● **What is being asked**
Can you transcribe the data exactly? Leave the pictures out.
□ □ □ □ □
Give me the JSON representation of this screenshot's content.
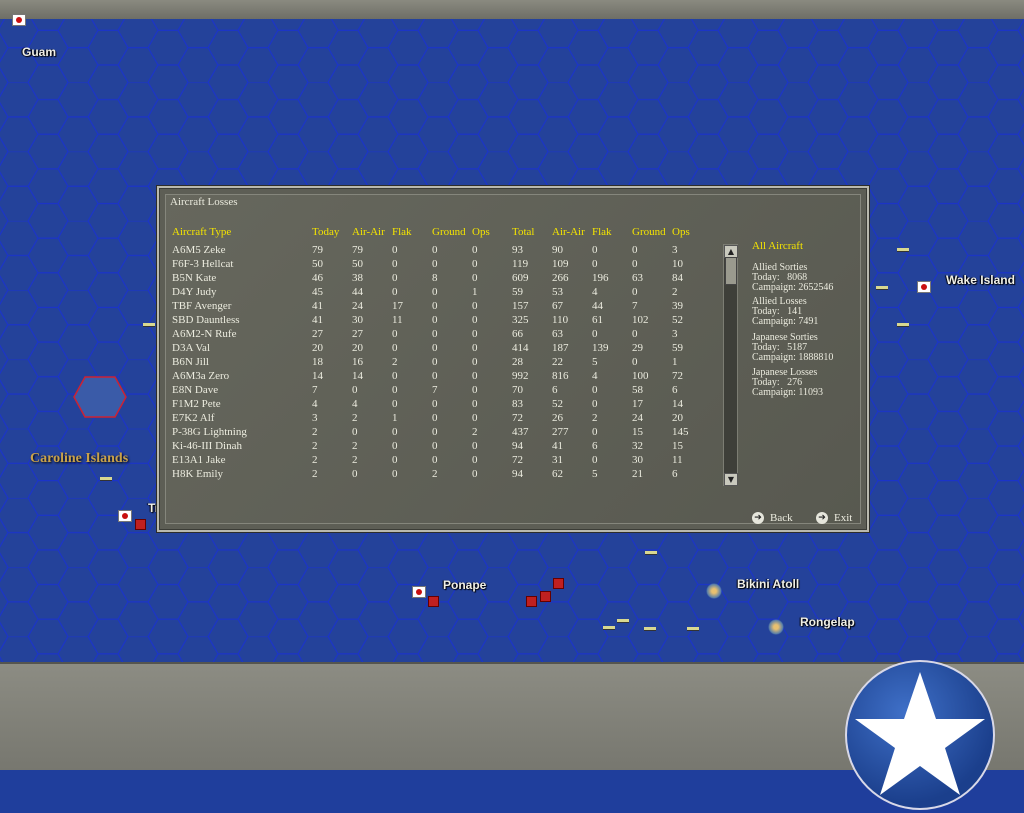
{
  "map": {
    "labels": {
      "guam": "Guam",
      "wake": "Wake Island",
      "ponape": "Ponape",
      "bikini": "Bikini Atoll",
      "rongelap": "Rongelap",
      "truk_partial": "Tr"
    },
    "region": "Caroline Islands",
    "hex_color": "#1e3aaa",
    "sea_color": "#21409e"
  },
  "dialog": {
    "title": "Aircraft Losses",
    "headers": {
      "type": "Aircraft Type",
      "today": "Today",
      "air1": "Air-Air",
      "flak1": "Flak",
      "ground1": "Ground",
      "ops1": "Ops",
      "total": "Total",
      "air2": "Air-Air",
      "flak2": "Flak",
      "ground2": "Ground",
      "ops2": "Ops"
    },
    "rows": [
      [
        "A6M5 Zeke",
        "79",
        "79",
        "0",
        "0",
        "0",
        "93",
        "90",
        "0",
        "0",
        "3"
      ],
      [
        "F6F-3 Hellcat",
        "50",
        "50",
        "0",
        "0",
        "0",
        "119",
        "109",
        "0",
        "0",
        "10"
      ],
      [
        "B5N Kate",
        "46",
        "38",
        "0",
        "8",
        "0",
        "609",
        "266",
        "196",
        "63",
        "84"
      ],
      [
        "D4Y Judy",
        "45",
        "44",
        "0",
        "0",
        "1",
        "59",
        "53",
        "4",
        "0",
        "2"
      ],
      [
        "TBF Avenger",
        "41",
        "24",
        "17",
        "0",
        "0",
        "157",
        "67",
        "44",
        "7",
        "39"
      ],
      [
        "SBD Dauntless",
        "41",
        "30",
        "11",
        "0",
        "0",
        "325",
        "110",
        "61",
        "102",
        "52"
      ],
      [
        "A6M2-N Rufe",
        "27",
        "27",
        "0",
        "0",
        "0",
        "66",
        "63",
        "0",
        "0",
        "3"
      ],
      [
        "D3A Val",
        "20",
        "20",
        "0",
        "0",
        "0",
        "414",
        "187",
        "139",
        "29",
        "59"
      ],
      [
        "B6N Jill",
        "18",
        "16",
        "2",
        "0",
        "0",
        "28",
        "22",
        "5",
        "0",
        "1"
      ],
      [
        "A6M3a Zero",
        "14",
        "14",
        "0",
        "0",
        "0",
        "992",
        "816",
        "4",
        "100",
        "72"
      ],
      [
        "E8N Dave",
        "7",
        "0",
        "0",
        "7",
        "0",
        "70",
        "6",
        "0",
        "58",
        "6"
      ],
      [
        "F1M2 Pete",
        "4",
        "4",
        "0",
        "0",
        "0",
        "83",
        "52",
        "0",
        "17",
        "14"
      ],
      [
        "E7K2 Alf",
        "3",
        "2",
        "1",
        "0",
        "0",
        "72",
        "26",
        "2",
        "24",
        "20"
      ],
      [
        "P-38G Lightning",
        "2",
        "0",
        "0",
        "0",
        "2",
        "437",
        "277",
        "0",
        "15",
        "145"
      ],
      [
        "Ki-46-III Dinah",
        "2",
        "2",
        "0",
        "0",
        "0",
        "94",
        "41",
        "6",
        "32",
        "15"
      ],
      [
        "E13A1 Jake",
        "2",
        "2",
        "0",
        "0",
        "0",
        "72",
        "31",
        "0",
        "30",
        "11"
      ],
      [
        "H8K Emily",
        "2",
        "0",
        "0",
        "2",
        "0",
        "94",
        "62",
        "5",
        "21",
        "6"
      ]
    ],
    "side": {
      "title": "All Aircraft",
      "allied_sorties": "Allied Sorties",
      "allied_sorties_today": "Today:   8068",
      "allied_sorties_campaign": "Campaign: 2652546",
      "allied_losses": "Allied Losses",
      "allied_losses_today": "Today:   141",
      "allied_losses_campaign": "Campaign: 7491",
      "japanese_sorties": "Japanese Sorties",
      "japanese_sorties_today": "Today:   5187",
      "japanese_sorties_campaign": "Campaign: 1888810",
      "japanese_losses": "Japanese Losses",
      "japanese_losses_today": "Today:   276",
      "japanese_losses_campaign": "Campaign: 11093"
    },
    "buttons": {
      "back": "Back",
      "exit": "Exit"
    }
  },
  "colors": {
    "header": "#f4e400",
    "panel": "#5d5e55",
    "text": "#ececdf"
  }
}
□ □ □ □ □
● **Output of the exercise**
Give me the JSON representation of this screenshot's content.
{
  "map": {
    "labels": {
      "guam": "Guam",
      "wake": "Wake Island",
      "ponape": "Ponape",
      "bikini": "Bikini Atoll",
      "rongelap": "Rongelap",
      "truk_partial": "Tr"
    },
    "region": "Caroline Islands",
    "hex_color": "#1e3aaa",
    "sea_color": "#21409e"
  },
  "dialog": {
    "title": "Aircraft Losses",
    "headers": {
      "type": "Aircraft Type",
      "today": "Today",
      "air1": "Air-Air",
      "flak1": "Flak",
      "ground1": "Ground",
      "ops1": "Ops",
      "total": "Total",
      "air2": "Air-Air",
      "flak2": "Flak",
      "ground2": "Ground",
      "ops2": "Ops"
    },
    "rows": [
      [
        "A6M5 Zeke",
        "79",
        "79",
        "0",
        "0",
        "0",
        "93",
        "90",
        "0",
        "0",
        "3"
      ],
      [
        "F6F-3 Hellcat",
        "50",
        "50",
        "0",
        "0",
        "0",
        "119",
        "109",
        "0",
        "0",
        "10"
      ],
      [
        "B5N Kate",
        "46",
        "38",
        "0",
        "8",
        "0",
        "609",
        "266",
        "196",
        "63",
        "84"
      ],
      [
        "D4Y Judy",
        "45",
        "44",
        "0",
        "0",
        "1",
        "59",
        "53",
        "4",
        "0",
        "2"
      ],
      [
        "TBF Avenger",
        "41",
        "24",
        "17",
        "0",
        "0",
        "157",
        "67",
        "44",
        "7",
        "39"
      ],
      [
        "SBD Dauntless",
        "41",
        "30",
        "11",
        "0",
        "0",
        "325",
        "110",
        "61",
        "102",
        "52"
      ],
      [
        "A6M2-N Rufe",
        "27",
        "27",
        "0",
        "0",
        "0",
        "66",
        "63",
        "0",
        "0",
        "3"
      ],
      [
        "D3A Val",
        "20",
        "20",
        "0",
        "0",
        "0",
        "414",
        "187",
        "139",
        "29",
        "59"
      ],
      [
        "B6N Jill",
        "18",
        "16",
        "2",
        "0",
        "0",
        "28",
        "22",
        "5",
        "0",
        "1"
      ],
      [
        "A6M3a Zero",
        "14",
        "14",
        "0",
        "0",
        "0",
        "992",
        "816",
        "4",
        "100",
        "72"
      ],
      [
        "E8N Dave",
        "7",
        "0",
        "0",
        "7",
        "0",
        "70",
        "6",
        "0",
        "58",
        "6"
      ],
      [
        "F1M2 Pete",
        "4",
        "4",
        "0",
        "0",
        "0",
        "83",
        "52",
        "0",
        "17",
        "14"
      ],
      [
        "E7K2 Alf",
        "3",
        "2",
        "1",
        "0",
        "0",
        "72",
        "26",
        "2",
        "24",
        "20"
      ],
      [
        "P-38G Lightning",
        "2",
        "0",
        "0",
        "0",
        "2",
        "437",
        "277",
        "0",
        "15",
        "145"
      ],
      [
        "Ki-46-III Dinah",
        "2",
        "2",
        "0",
        "0",
        "0",
        "94",
        "41",
        "6",
        "32",
        "15"
      ],
      [
        "E13A1 Jake",
        "2",
        "2",
        "0",
        "0",
        "0",
        "72",
        "31",
        "0",
        "30",
        "11"
      ],
      [
        "H8K Emily",
        "2",
        "0",
        "0",
        "2",
        "0",
        "94",
        "62",
        "5",
        "21",
        "6"
      ]
    ],
    "side": {
      "title": "All Aircraft",
      "allied_sorties": "Allied Sorties",
      "allied_sorties_today": "Today:   8068",
      "allied_sorties_campaign": "Campaign: 2652546",
      "allied_losses": "Allied Losses",
      "allied_losses_today": "Today:   141",
      "allied_losses_campaign": "Campaign: 7491",
      "japanese_sorties": "Japanese Sorties",
      "japanese_sorties_today": "Today:   5187",
      "japanese_sorties_campaign": "Campaign: 1888810",
      "japanese_losses": "Japanese Losses",
      "japanese_losses_today": "Today:   276",
      "japanese_losses_campaign": "Campaign: 11093"
    },
    "buttons": {
      "back": "Back",
      "exit": "Exit"
    }
  },
  "colors": {
    "header": "#f4e400",
    "panel": "#5d5e55",
    "text": "#ececdf"
  }
}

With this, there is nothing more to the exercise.